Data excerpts
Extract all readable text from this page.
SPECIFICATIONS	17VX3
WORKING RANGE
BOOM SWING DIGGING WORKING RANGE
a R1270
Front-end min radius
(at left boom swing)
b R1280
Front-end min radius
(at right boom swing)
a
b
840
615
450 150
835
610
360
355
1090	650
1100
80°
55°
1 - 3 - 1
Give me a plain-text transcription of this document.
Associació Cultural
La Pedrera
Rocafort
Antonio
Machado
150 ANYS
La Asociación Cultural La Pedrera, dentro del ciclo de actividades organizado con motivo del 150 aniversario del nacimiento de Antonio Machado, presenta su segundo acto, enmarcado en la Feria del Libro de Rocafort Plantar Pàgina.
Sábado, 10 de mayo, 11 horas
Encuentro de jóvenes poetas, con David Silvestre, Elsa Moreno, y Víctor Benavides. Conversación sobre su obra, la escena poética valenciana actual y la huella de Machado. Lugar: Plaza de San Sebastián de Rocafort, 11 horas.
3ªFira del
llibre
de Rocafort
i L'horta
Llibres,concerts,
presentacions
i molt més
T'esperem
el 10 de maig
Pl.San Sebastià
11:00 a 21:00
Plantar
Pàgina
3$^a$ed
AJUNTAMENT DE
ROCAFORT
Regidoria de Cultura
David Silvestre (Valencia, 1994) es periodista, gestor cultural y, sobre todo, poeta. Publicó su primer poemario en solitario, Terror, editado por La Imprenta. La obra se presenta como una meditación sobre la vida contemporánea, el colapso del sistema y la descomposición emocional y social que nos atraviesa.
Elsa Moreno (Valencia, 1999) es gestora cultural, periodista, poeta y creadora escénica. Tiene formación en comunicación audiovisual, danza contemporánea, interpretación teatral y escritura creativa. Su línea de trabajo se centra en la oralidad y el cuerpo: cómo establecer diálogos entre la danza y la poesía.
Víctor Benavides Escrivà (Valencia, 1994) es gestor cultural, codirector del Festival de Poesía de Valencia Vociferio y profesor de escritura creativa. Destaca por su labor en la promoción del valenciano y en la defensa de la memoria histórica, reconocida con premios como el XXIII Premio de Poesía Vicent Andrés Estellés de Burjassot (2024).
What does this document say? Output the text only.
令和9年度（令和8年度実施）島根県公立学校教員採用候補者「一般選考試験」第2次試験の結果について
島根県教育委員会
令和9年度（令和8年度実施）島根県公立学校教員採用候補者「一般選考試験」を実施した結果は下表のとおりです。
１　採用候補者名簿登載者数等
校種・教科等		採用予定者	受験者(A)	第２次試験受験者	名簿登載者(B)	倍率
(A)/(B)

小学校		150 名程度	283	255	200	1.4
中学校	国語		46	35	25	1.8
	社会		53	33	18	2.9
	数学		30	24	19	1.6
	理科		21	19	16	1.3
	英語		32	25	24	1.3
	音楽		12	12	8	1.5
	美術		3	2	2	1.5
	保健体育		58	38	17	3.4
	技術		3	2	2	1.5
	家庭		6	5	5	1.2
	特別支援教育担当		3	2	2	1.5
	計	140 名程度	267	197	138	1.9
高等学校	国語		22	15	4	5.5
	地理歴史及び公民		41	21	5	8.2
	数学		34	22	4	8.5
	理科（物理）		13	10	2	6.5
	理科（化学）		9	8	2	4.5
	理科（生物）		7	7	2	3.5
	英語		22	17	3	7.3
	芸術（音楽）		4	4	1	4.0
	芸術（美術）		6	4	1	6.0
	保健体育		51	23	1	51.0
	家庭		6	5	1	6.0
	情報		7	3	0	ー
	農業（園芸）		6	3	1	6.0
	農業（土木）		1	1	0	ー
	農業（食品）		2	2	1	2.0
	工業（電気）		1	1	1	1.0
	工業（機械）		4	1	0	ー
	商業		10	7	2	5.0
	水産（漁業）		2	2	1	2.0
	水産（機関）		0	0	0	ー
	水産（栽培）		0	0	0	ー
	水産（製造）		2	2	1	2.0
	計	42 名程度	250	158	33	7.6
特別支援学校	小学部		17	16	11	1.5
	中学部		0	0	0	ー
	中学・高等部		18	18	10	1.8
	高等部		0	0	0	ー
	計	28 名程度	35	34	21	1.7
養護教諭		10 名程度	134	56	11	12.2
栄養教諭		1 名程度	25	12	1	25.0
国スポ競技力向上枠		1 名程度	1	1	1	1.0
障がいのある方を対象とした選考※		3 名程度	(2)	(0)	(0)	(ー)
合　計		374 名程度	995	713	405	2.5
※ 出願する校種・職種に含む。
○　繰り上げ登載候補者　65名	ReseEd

* [Do this] Copy out every line of the data above, exactly as given.

* [Exercise result]
Extract all readable text from this page.
SPECIFICATIONS	17VX3
WORKING RANGE
BOOM SWING DIGGING WORKING RANGE
a R1270
Front-end min radius
(at left boom swing)
b R1280
Front-end min radius
(at right boom swing)
a
b
840
615
450 150
835
610
360
355
1090	650
1100
80°
55°
1 - 3 - 1
Give me a plain-text transcription of this document.
Associació Cultural
La Pedrera
Rocafort
Antonio
Machado
150 ANYS
La Asociación Cultural La Pedrera, dentro del ciclo de actividades organizado con motivo del 150 aniversario del nacimiento de Antonio Machado, presenta su segundo acto, enmarcado en la Feria del Libro de Rocafort Plantar Pàgina.
Sábado, 10 de mayo, 11 horas
Encuentro de jóvenes poetas, con David Silvestre, Elsa Moreno, y Víctor Benavides. Conversación sobre su obra, la escena poética valenciana actual y la huella de Machado. Lugar: Plaza de San Sebastián de Rocafort, 11 horas.
3ªFira del
llibre
de Rocafort
i L'horta
Llibres,concerts,
presentacions
i molt més
T'esperem
el 10 de maig
Pl.San Sebastià
11:00 a 21:00
Plantar
Pàgina
3$^a$ed
AJUNTAMENT DE
ROCAFORT
Regidoria de Cultura
David Silvestre (Valencia, 1994) es periodista, gestor cultural y, sobre todo, poeta. Publicó su primer poemario en solitario, Terror, editado por La Imprenta. La obra se presenta como una meditación sobre la vida contemporánea, el colapso del sistema y la descomposición emocional y social que nos atraviesa.
Elsa Moreno (Valencia, 1999) es gestora cultural, periodista, poeta y creadora escénica. Tiene formación en comunicación audiovisual, danza contemporánea, interpretación teatral y escritura creativa. Su línea de trabajo se centra en la oralidad y el cuerpo: cómo establecer diálogos entre la danza y la poesía.
Víctor Benavides Escrivà (Valencia, 1994) es gestor cultural, codirector del Festival de Poesía de Valencia Vociferio y profesor de escritura creativa. Destaca por su labor en la promoción del valenciano y en la defensa de la memoria histórica, reconocida con premios como el XXIII Premio de Poesía Vicent Andrés Estellés de Burjassot (2024).
What does this document say? Output the text only.
令和9年度（令和8年度実施）島根県公立学校教員採用候補者「一般選考試験」第2次試験の結果について
島根県教育委員会
令和9年度（令和8年度実施）島根県公立学校教員採用候補者「一般選考試験」を実施した結果は下表のとおりです。
１　採用候補者名簿登載者数等
校種・教科等		採用予定者	受験者(A)	第２次試験受験者	名簿登載者(B)	倍率
(A)/(B)

小学校		150 名程度	283	255	200	1.4
中学校	国語		46	35	25	1.8
	社会		53	33	18	2.9
	数学		30	24	19	1.6
	理科		21	19	16	1.3
	英語		32	25	24	1.3
	音楽		12	12	8	1.5
	美術		3	2	2	1.5
	保健体育		58	38	17	3.4
	技術		3	2	2	1.5
	家庭		6	5	5	1.2
	特別支援教育担当		3	2	2	1.5
	計	140 名程度	267	197	138	1.9
高等学校	国語		22	15	4	5.5
	地理歴史及び公民		41	21	5	8.2
	数学		34	22	4	8.5
	理科（物理）		13	10	2	6.5
	理科（化学）		9	8	2	4.5
	理科（生物）		7	7	2	3.5
	英語		22	17	3	7.3
	芸術（音楽）		4	4	1	4.0
	芸術（美術）		6	4	1	6.0
	保健体育		51	23	1	51.0
	家庭		6	5	1	6.0
	情報		7	3	0	ー
	農業（園芸）		6	3	1	6.0
	農業（土木）		1	1	0	ー
	農業（食品）		2	2	1	2.0
	工業（電気）		1	1	1	1.0
	工業（機械）		4	1	0	ー
	商業		10	7	2	5.0
	水産（漁業）		2	2	1	2.0
	水産（機関）		0	0	0	ー
	水産（栽培）		0	0	0	ー
	水産（製造）		2	2	1	2.0
	計	42 名程度	250	158	33	7.6
特別支援学校	小学部		17	16	11	1.5
	中学部		0	0	0	ー
	中学・高等部		18	18	10	1.8
	高等部		0	0	0	ー
	計	28 名程度	35	34	21	1.7
養護教諭		10 名程度	134	56	11	12.2
栄養教諭		1 名程度	25	12	1	25.0
国スポ競技力向上枠		1 名程度	1	1	1	1.0
障がいのある方を対象とした選考※		3 名程度	(2)	(0)	(0)	(ー)
合　計		374 名程度	995	713	405	2.5
※ 出願する校種・職種に含む。
○　繰り上げ登載候補者　65名	ReseEd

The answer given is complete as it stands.